Stated task: Quote the entries word for word. Omit the pictures.

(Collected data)

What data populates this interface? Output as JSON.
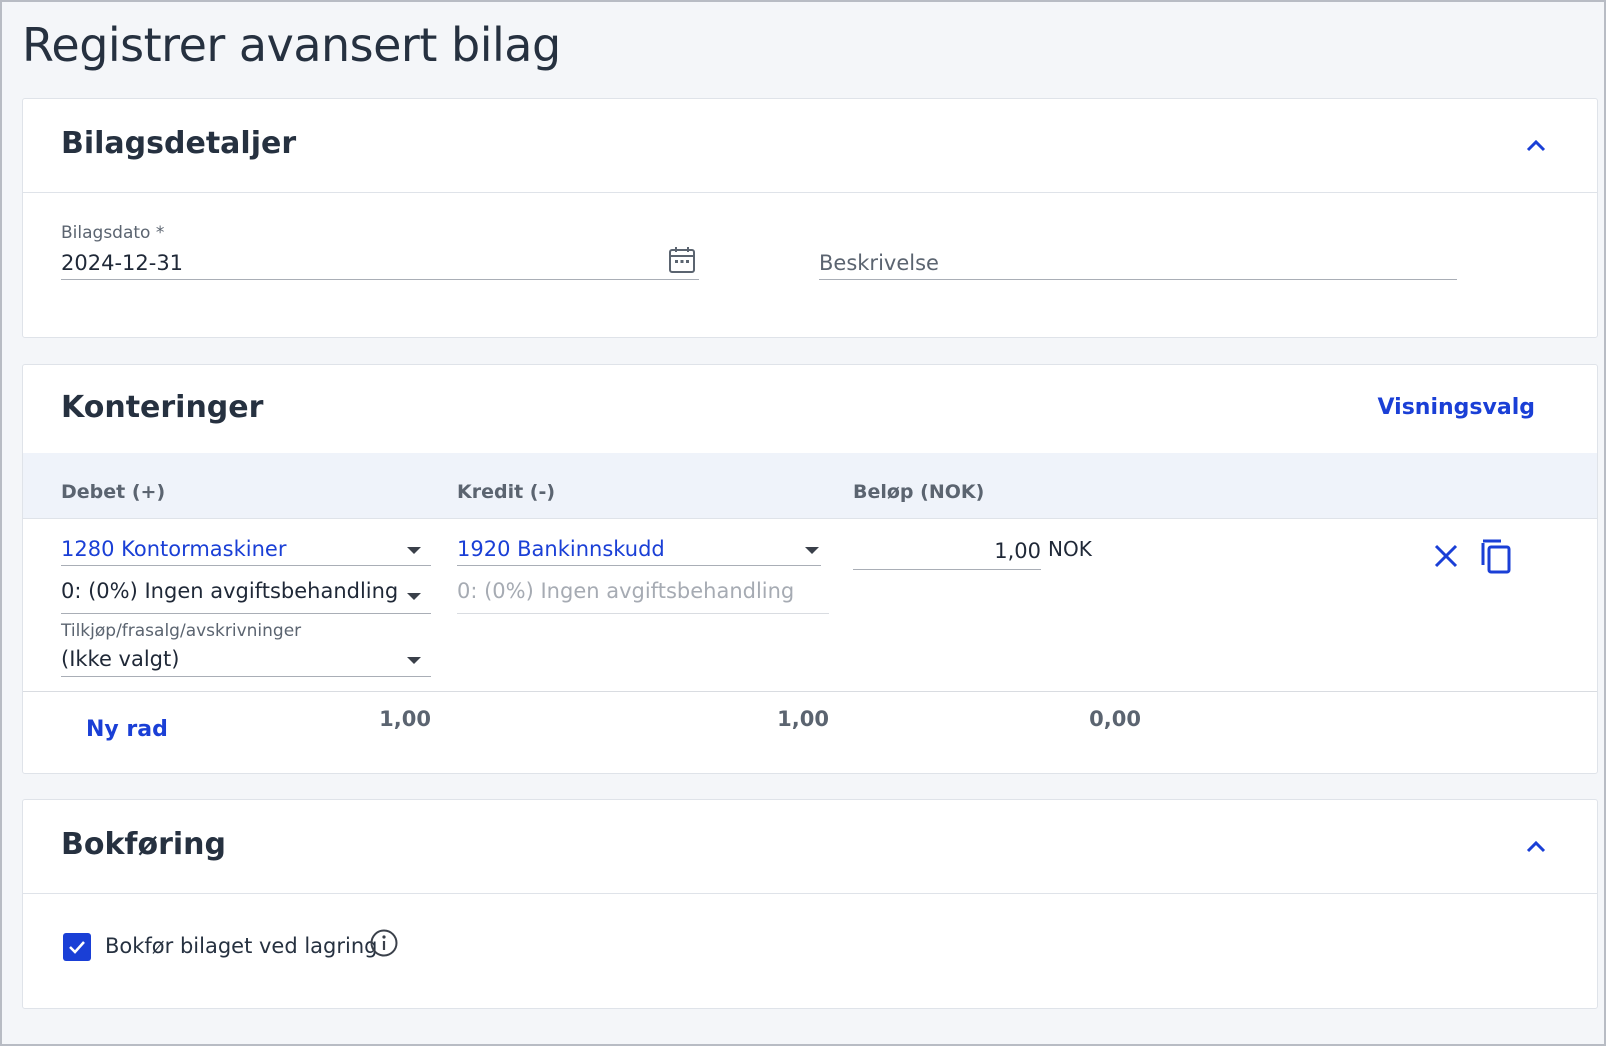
{
  "page": {
    "title": "Registrer avansert bilag"
  },
  "details": {
    "title": "Bilagsdetaljer",
    "date_label": "Bilagsdato *",
    "date_value": "2024-12-31",
    "description_placeholder": "Beskrivelse"
  },
  "postings": {
    "title": "Konteringer",
    "view_options": "Visningsvalg",
    "headers": {
      "debit": "Debet (+)",
      "credit": "Kredit (-)",
      "amount": "Beløp (NOK)"
    },
    "row": {
      "debit_account": "1280 Kontormaskiner",
      "debit_vat": "0: (0%) Ingen avgiftsbehandling",
      "acquisition_label": "Tilkjøp/frasalg/avskrivninger",
      "acquisition_value": "(Ikke valgt)",
      "credit_account": "1920 Bankinnskudd",
      "credit_vat": "0: (0%) Ingen avgiftsbehandling",
      "amount": "1,00",
      "currency": "NOK"
    },
    "new_row": "Ny rad",
    "totals": {
      "debit": "1,00",
      "credit": "1,00",
      "difference": "0,00"
    }
  },
  "booking": {
    "title": "Bokføring",
    "checkbox_label": "Bokfør bilaget ved lagring",
    "checked": true
  },
  "colors": {
    "accent": "#1a3fd6",
    "header_bg": "#eff3fa",
    "text": "#263140"
  },
  "icons": [
    "chevron-up-icon",
    "calendar-icon",
    "caret-down-icon",
    "close-icon",
    "copy-icon",
    "check-icon",
    "info-icon"
  ]
}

Answer to the task:
What data populates this interface? Output as JSON.
{
  "page": {
    "title": "Registrer avansert bilag"
  },
  "details": {
    "title": "Bilagsdetaljer",
    "date_label": "Bilagsdato *",
    "date_value": "2024-12-31",
    "description_placeholder": "Beskrivelse"
  },
  "postings": {
    "title": "Konteringer",
    "view_options": "Visningsvalg",
    "headers": {
      "debit": "Debet (+)",
      "credit": "Kredit (-)",
      "amount": "Beløp (NOK)"
    },
    "row": {
      "debit_account": "1280 Kontormaskiner",
      "debit_vat": "0: (0%) Ingen avgiftsbehandling",
      "acquisition_label": "Tilkjøp/frasalg/avskrivninger",
      "acquisition_value": "(Ikke valgt)",
      "credit_account": "1920 Bankinnskudd",
      "credit_vat": "0: (0%) Ingen avgiftsbehandling",
      "amount": "1,00",
      "currency": "NOK"
    },
    "new_row": "Ny rad",
    "totals": {
      "debit": "1,00",
      "credit": "1,00",
      "difference": "0,00"
    }
  },
  "booking": {
    "title": "Bokføring",
    "checkbox_label": "Bokfør bilaget ved lagring",
    "checked": true
  },
  "colors": {
    "accent": "#1a3fd6",
    "header_bg": "#eff3fa",
    "text": "#263140"
  },
  "icons": [
    "chevron-up-icon",
    "calendar-icon",
    "caret-down-icon",
    "close-icon",
    "copy-icon",
    "check-icon",
    "info-icon"
  ]
}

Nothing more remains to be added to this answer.